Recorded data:

********************

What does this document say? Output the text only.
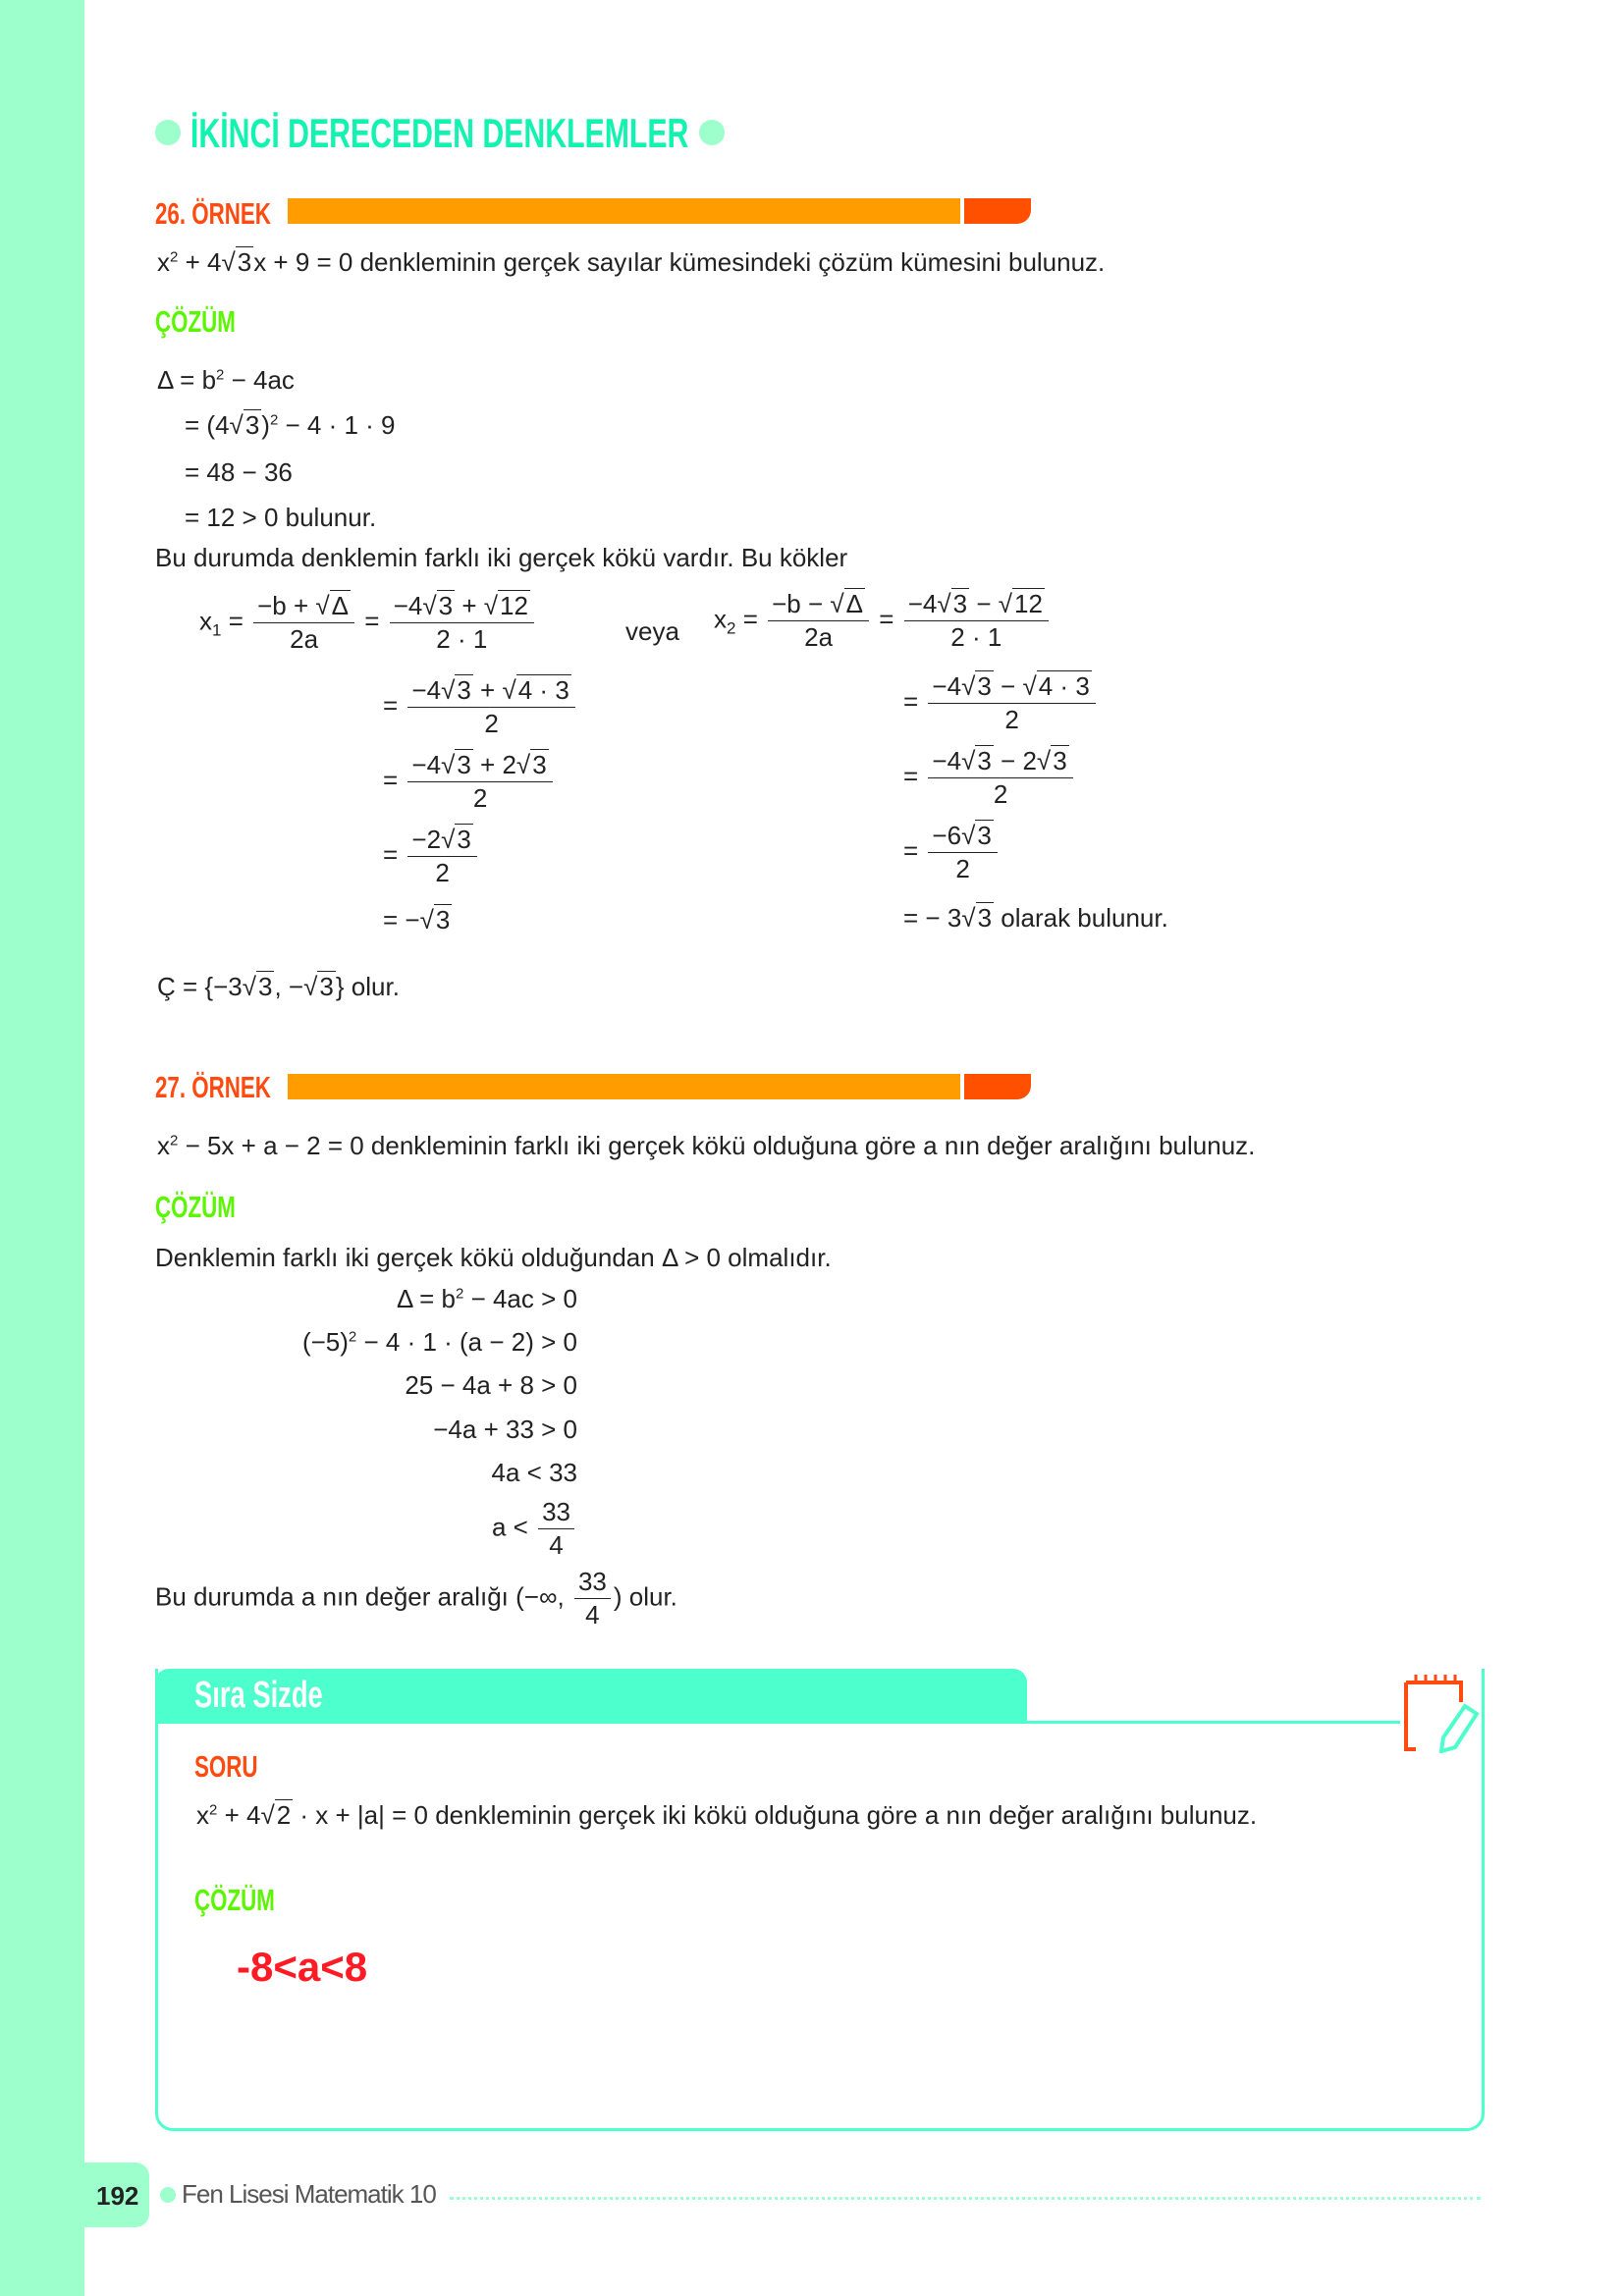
İKİNCİ DERECEDEN DENKLEMLER
26. ÖRNEK
$x^2 + 4√3x + 9 = 0$ denkleminin gerçek sayılar kümesindeki çözüm kümesini bulunuz.
ÇÖZÜM
$\Delta = b^2 - 4ac$
= $(4√3)^2 - 4 \cdot 1 \cdot 9$
= 48 − 36
= 12 > 0 bulunur.
Bu durumda denklemin farklı iki gerçek kökü vardır. Bu kökler
$x_1 = \frac{-b + √\Delta}{2a} = \frac{-4√3 + √12}{2 \cdot 1}$	veya $x_2 = \frac{-b - √\Delta}{2a} = \frac{-4√3 - √12}{2 \cdot 1}$
= $\frac{-4√3 + √4 \cdot 3}{2}$
= $\frac{-4√3 + 2√3}{2}$
= $\frac{-2√3}{2}$
= −√3
= $\frac{-4√3 - √4 \cdot 3}{2}$
= $\frac{-4√3 - 2√3}{2}$
= $\frac{-6√3}{2}$
= − 3√3 olarak bulunur.
Ç = {−3√3, −√3} olur.
27. ÖRNEK
$x^2 - 5x + a - 2 = 0$ denkleminin farklı iki gerçek kökü olduğuna göre a nın değer aralığını bulunuz.
ÇÖZÜM
Denklemin farklı iki gerçek kökü olduğundan Δ > 0 olmalıdır.
$\Delta = b^2 - 4ac > 0$
$(-5)^2 - 4 \cdot 1 \cdot (a - 2) > 0$
25 − 4a + 8 > 0
−4a + 33 > 0
4a < 33
$a < \frac{33}{4}$
Bu durumda a nın değer aralığı (−∞, $\frac{33}{4}$ ) olur.
Sıra Sizde
SORU
$x^2 + 4√2 \cdot x + |a| = 0$ denkleminin gerçek iki kökü olduğuna göre a nın değer aralığını bulunuz.
ÇÖZÜM
-8<a<8
192 Fen Lisesi Matematik 10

********************

[Given task]: Apart from the pictures, the entries above are to be repeated in full and exactly.

[Output]:
What does this document say? Output the text only.
İKİNCİ DERECEDEN DENKLEMLER
26. ÖRNEK
$x^2 + 4√3x + 9 = 0$ denkleminin gerçek sayılar kümesindeki çözüm kümesini bulunuz.
ÇÖZÜM
$\Delta = b^2 - 4ac$
= $(4√3)^2 - 4 \cdot 1 \cdot 9$
= 48 − 36
= 12 > 0 bulunur.
Bu durumda denklemin farklı iki gerçek kökü vardır. Bu kökler
$x_1 = \frac{-b + √\Delta}{2a} = \frac{-4√3 + √12}{2 \cdot 1}$	veya $x_2 = \frac{-b - √\Delta}{2a} = \frac{-4√3 - √12}{2 \cdot 1}$
= $\frac{-4√3 + √4 \cdot 3}{2}$
= $\frac{-4√3 + 2√3}{2}$
= $\frac{-2√3}{2}$
= −√3
= $\frac{-4√3 - √4 \cdot 3}{2}$
= $\frac{-4√3 - 2√3}{2}$
= $\frac{-6√3}{2}$
= − 3√3 olarak bulunur.
Ç = {−3√3, −√3} olur.
27. ÖRNEK
$x^2 - 5x + a - 2 = 0$ denkleminin farklı iki gerçek kökü olduğuna göre a nın değer aralığını bulunuz.
ÇÖZÜM
Denklemin farklı iki gerçek kökü olduğundan Δ > 0 olmalıdır.
$\Delta = b^2 - 4ac > 0$
$(-5)^2 - 4 \cdot 1 \cdot (a - 2) > 0$
25 − 4a + 8 > 0
−4a + 33 > 0
4a < 33
$a < \frac{33}{4}$
Bu durumda a nın değer aralığı (−∞, $\frac{33}{4}$ ) olur.
Sıra Sizde
SORU
$x^2 + 4√2 \cdot x + |a| = 0$ denkleminin gerçek iki kökü olduğuna göre a nın değer aralığını bulunuz.
ÇÖZÜM
-8<a<8
192 Fen Lisesi Matematik 10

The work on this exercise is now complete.